# Records for the exercise start

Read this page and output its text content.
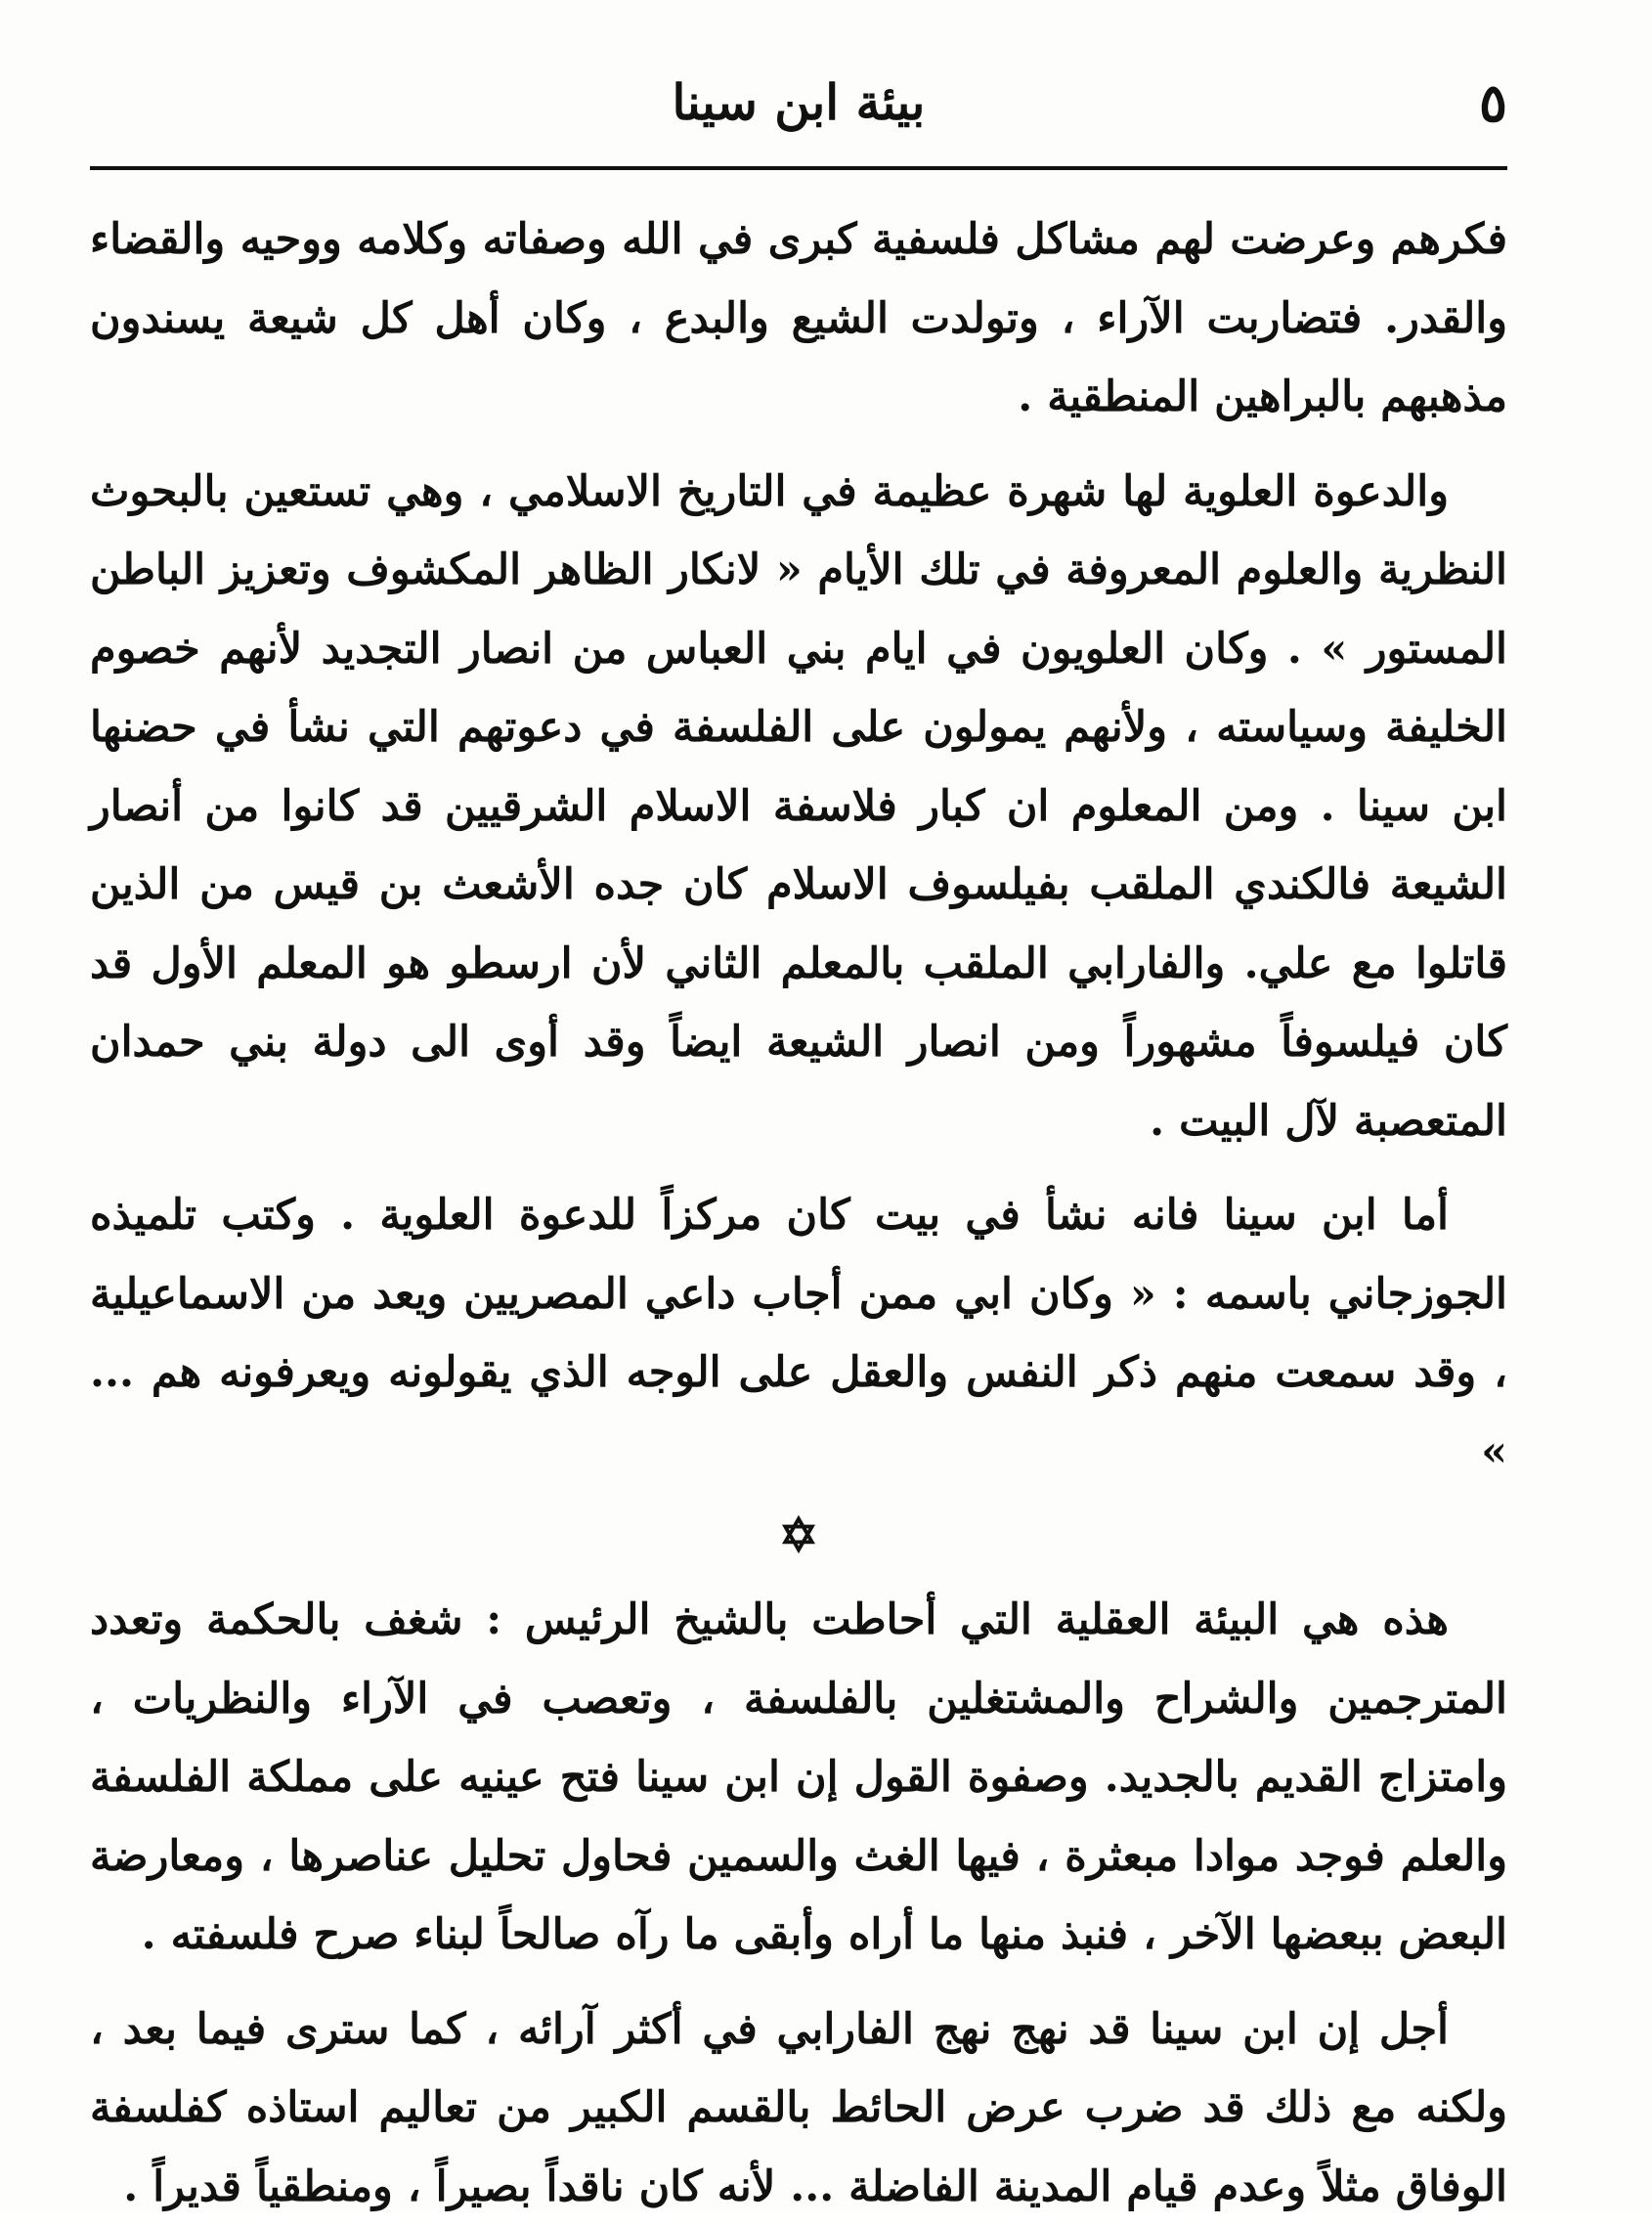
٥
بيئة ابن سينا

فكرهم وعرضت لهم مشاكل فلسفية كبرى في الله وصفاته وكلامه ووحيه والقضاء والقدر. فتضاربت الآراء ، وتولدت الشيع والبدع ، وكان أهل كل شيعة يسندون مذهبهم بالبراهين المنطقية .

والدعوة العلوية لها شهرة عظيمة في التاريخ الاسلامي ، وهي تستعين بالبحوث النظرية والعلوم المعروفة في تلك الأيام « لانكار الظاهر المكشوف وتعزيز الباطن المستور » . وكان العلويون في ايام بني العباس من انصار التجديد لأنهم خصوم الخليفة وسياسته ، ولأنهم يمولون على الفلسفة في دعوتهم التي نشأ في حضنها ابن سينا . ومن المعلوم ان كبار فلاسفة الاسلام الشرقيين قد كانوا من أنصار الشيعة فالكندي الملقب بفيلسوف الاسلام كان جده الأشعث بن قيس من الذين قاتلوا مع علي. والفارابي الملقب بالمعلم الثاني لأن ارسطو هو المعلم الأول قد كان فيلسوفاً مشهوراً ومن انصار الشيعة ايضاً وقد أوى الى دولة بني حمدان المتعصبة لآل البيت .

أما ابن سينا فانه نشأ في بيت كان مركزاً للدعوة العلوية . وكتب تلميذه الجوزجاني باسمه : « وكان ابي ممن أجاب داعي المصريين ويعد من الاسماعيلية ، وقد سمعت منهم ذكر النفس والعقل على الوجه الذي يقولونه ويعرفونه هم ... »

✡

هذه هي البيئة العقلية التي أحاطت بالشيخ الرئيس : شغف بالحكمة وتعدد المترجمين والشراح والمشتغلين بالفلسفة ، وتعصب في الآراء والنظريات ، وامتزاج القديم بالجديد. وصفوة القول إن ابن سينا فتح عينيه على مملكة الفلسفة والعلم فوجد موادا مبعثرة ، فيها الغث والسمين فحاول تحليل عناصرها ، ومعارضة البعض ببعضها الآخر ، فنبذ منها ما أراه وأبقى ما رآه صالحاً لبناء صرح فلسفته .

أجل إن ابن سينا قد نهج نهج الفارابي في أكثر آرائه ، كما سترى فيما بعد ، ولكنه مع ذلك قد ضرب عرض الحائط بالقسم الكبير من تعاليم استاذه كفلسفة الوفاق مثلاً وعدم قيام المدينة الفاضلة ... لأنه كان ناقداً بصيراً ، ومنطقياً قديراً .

# Records for the exercise end
# Records for the exercise start

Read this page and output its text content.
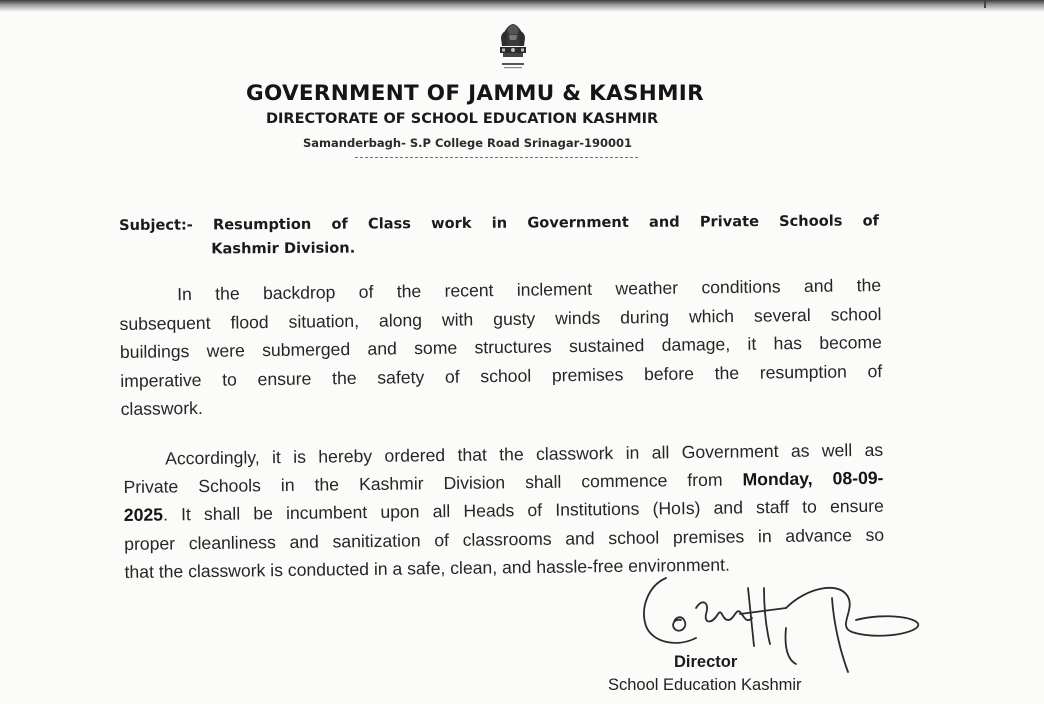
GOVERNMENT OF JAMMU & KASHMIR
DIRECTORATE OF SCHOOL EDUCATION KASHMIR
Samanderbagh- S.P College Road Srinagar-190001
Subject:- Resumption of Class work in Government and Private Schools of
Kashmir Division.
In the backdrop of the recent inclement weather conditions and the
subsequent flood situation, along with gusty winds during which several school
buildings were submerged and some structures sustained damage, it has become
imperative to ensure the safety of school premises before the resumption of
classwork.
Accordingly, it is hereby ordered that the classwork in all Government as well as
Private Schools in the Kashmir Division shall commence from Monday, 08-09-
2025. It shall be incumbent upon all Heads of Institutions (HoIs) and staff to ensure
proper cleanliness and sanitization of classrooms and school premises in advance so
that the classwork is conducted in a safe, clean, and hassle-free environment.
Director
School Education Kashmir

# Records for the exercise end
# Records for the exercise start

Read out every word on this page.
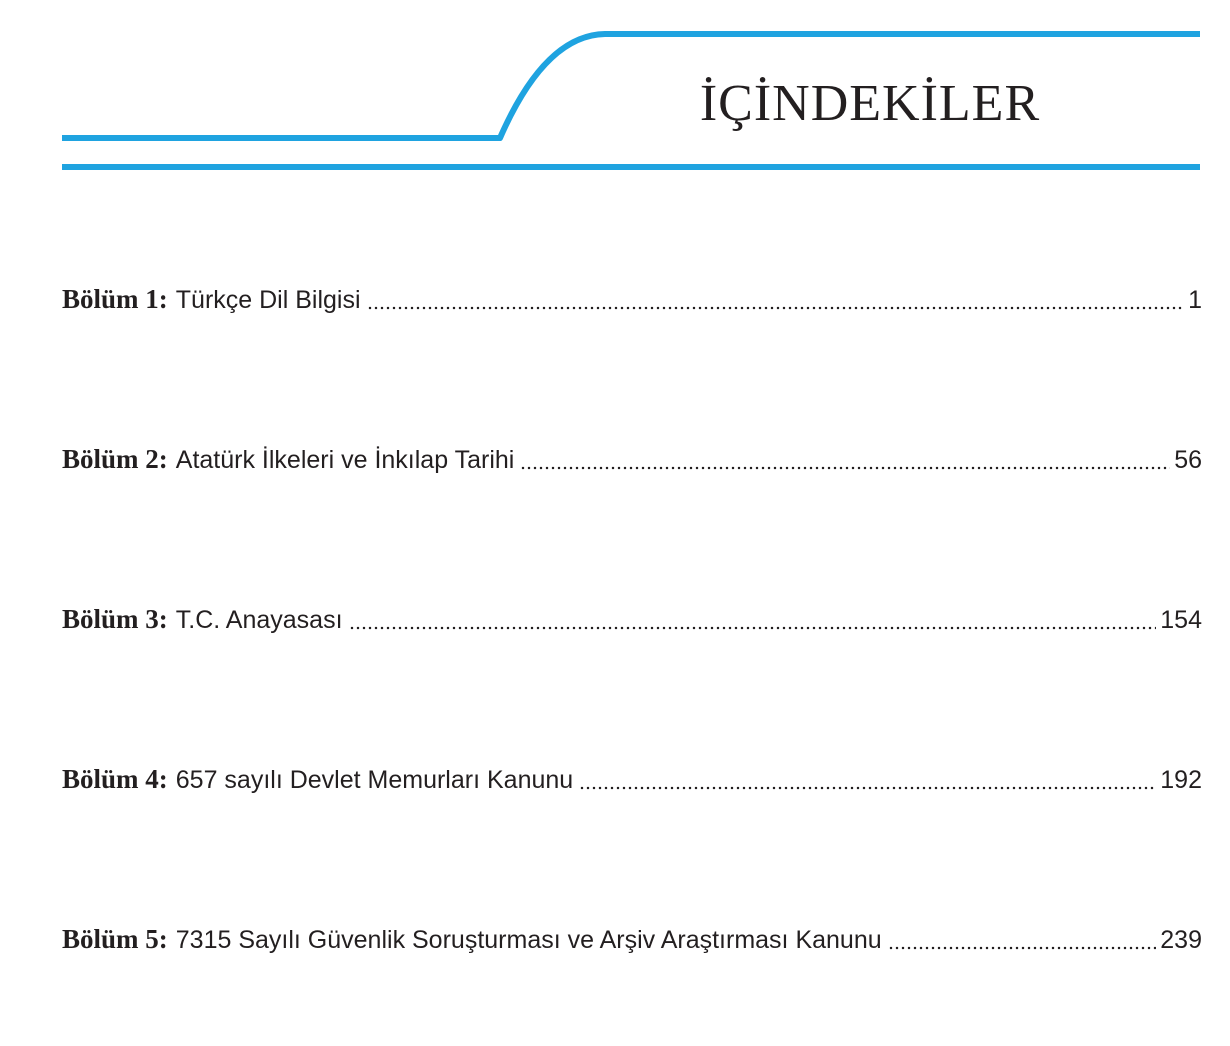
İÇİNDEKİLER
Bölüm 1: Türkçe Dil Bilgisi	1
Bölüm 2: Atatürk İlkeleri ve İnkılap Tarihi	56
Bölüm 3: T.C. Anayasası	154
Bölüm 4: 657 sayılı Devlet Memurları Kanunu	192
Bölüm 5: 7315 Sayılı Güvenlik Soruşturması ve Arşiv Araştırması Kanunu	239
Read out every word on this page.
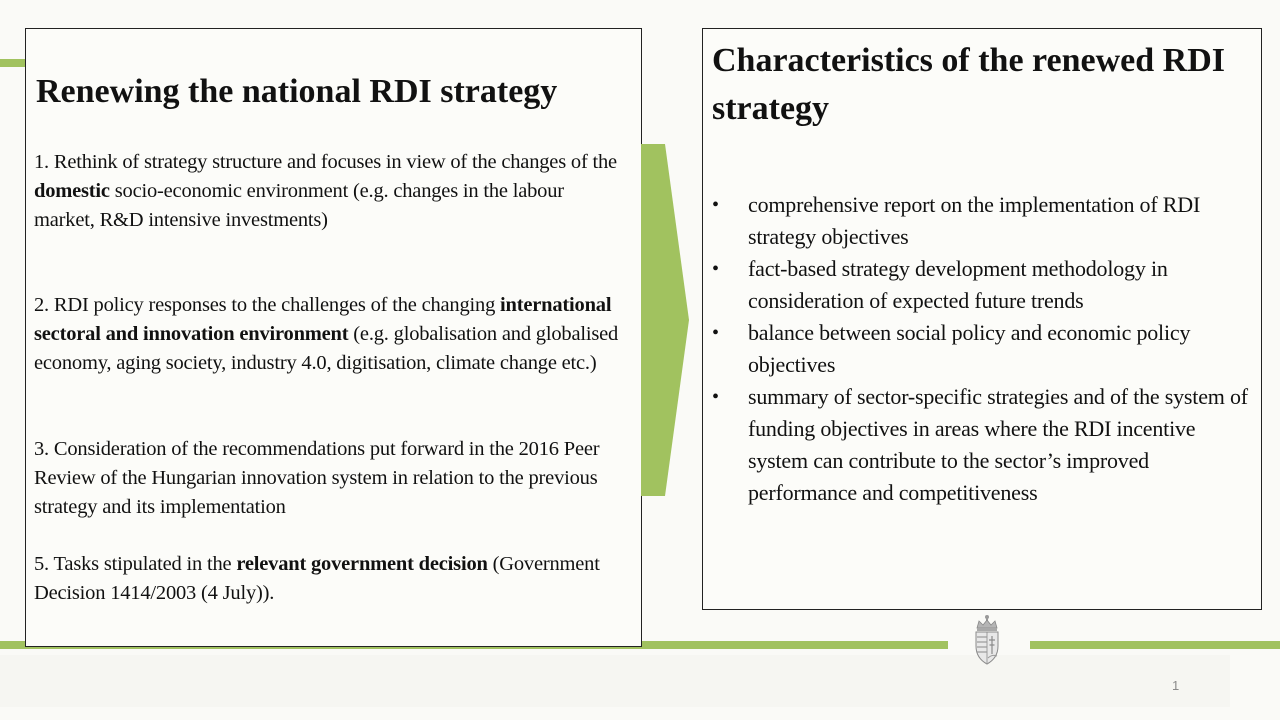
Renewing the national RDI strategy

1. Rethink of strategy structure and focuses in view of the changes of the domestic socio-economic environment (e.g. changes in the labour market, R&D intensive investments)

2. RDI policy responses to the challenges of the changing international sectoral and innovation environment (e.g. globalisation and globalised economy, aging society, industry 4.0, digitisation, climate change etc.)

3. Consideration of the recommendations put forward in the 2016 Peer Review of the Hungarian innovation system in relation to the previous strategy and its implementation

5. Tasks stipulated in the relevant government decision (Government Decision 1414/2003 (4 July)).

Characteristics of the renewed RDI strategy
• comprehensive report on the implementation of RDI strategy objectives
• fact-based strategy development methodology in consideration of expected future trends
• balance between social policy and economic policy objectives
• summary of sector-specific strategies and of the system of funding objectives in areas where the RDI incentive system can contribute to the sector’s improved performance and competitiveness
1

# Records for the exercise end

### Task brief
List every line from the entries above in which "ensure" appears.

### Reply to the task
imperative to ensure the safety of school premises before the resumption of
2025. It shall be incumbent upon all Heads of Institutions (HoIs) and staff to ensure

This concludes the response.